SELECTED EXCERPT -
= = = = = = =
Dock3

DOCK3
Identifiers
Aliases DOCK3, MOCA, PBP, Dock3, dedicator of cytokinesis 3
External IDs MGI: 2429763 HomoloGene: 21030 GeneCards: DOCK3
Genetically Related Diseases
melanoma[1]
Orthologs
Species Human Mouse
Entrez

1795

208869

Ensembl

ENSG00000088538

ENSMUSG00000039716

UniProt

Q8IZD9

Q8CIQ7

RefSeq (mRNA)

NM_004947

NM_153413

RefSeq (protein)

NP_004938.1

n/a

Location (UCSC) Chr 3: 50.68 – 51.38 Mb Chr 9: 106.89 – 107.23 Mb
PubMed search [2] [3]
Wikidata
View/Edit HumanView/Edit Mouse

Dock3 (Dedicator of cytokinesis 3), also known as MOCA (modifier of cell adhesion) and PBP (presenilin-binding protein), is a large (~180 kDa) protein involved in intracellular signalling networks.[4] It is a member of the DOCK-B subfamily of the DOCK family of guanine nucleotide exchange factors (GEFs) which function as activators of small G proteins. Dock3 specifically activates the small G protein Rac.
= = = = = = =
RECORDED INFORMATION -
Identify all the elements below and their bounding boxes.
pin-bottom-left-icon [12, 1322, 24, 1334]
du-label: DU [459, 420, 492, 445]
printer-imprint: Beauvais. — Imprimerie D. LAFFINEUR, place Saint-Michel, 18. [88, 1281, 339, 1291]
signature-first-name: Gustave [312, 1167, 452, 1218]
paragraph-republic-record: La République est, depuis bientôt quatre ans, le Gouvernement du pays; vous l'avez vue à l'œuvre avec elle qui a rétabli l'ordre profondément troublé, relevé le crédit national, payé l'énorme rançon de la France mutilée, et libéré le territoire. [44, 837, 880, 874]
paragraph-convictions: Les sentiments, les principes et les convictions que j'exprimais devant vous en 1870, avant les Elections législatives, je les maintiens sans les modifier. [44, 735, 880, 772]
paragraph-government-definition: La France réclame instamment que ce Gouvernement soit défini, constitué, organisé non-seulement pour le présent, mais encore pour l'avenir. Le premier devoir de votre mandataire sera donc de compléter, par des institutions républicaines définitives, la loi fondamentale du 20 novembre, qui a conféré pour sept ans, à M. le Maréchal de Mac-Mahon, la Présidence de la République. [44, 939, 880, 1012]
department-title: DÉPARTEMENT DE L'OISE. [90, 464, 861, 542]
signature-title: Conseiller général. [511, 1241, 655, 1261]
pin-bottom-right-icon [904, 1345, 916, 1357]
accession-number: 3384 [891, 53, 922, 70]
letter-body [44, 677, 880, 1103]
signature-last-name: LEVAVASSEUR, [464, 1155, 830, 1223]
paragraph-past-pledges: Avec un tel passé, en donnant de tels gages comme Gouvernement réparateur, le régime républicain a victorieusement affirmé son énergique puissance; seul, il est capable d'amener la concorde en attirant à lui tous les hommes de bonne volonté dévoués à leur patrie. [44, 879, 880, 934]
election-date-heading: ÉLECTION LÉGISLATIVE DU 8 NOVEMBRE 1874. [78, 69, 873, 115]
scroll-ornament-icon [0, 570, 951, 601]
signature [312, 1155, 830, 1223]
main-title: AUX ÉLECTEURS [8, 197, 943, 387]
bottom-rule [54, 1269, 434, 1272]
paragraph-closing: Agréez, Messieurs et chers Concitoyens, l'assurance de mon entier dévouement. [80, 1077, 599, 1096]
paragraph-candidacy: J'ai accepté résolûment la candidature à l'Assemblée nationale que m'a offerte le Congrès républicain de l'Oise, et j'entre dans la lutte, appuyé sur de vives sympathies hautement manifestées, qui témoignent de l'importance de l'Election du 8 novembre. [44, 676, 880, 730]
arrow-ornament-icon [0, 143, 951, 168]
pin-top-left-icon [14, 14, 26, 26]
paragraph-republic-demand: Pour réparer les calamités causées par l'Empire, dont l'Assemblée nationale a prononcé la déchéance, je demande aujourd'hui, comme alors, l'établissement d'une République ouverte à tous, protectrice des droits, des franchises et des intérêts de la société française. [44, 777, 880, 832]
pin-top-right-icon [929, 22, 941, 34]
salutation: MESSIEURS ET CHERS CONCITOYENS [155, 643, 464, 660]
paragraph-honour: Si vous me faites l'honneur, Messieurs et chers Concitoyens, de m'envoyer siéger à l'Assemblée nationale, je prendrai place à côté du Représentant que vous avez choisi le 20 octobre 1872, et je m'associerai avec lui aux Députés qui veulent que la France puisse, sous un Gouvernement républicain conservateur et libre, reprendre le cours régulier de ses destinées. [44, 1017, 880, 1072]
= = = = = = =
WORK TASK -
Reproduce the Dock3 text between "NP_004938.1" and "G protein Rac.", inclusive, replacing "signalling" with "signaling".

FINISHED TASK -
NP_004938.1

n/a

Location (UCSC) Chr 3: 50.68 – 51.38 Mb Chr 9: 106.89 – 107.23 Mb
PubMed search [2] [3]
Wikidata
View/Edit HumanView/Edit Mouse

Dock3 (Dedicator of cytokinesis 3), also known as MOCA (modifier of cell adhesion) and PBP (presenilin-binding protein), is a large (~180 kDa) protein involved in intracellular signaling networks.[4] It is a member of the DOCK-B subfamily of the DOCK family of guanine nucleotide exchange factors (GEFs) which function as activators of small G proteins. Dock3 specifically activates the small G protein Rac.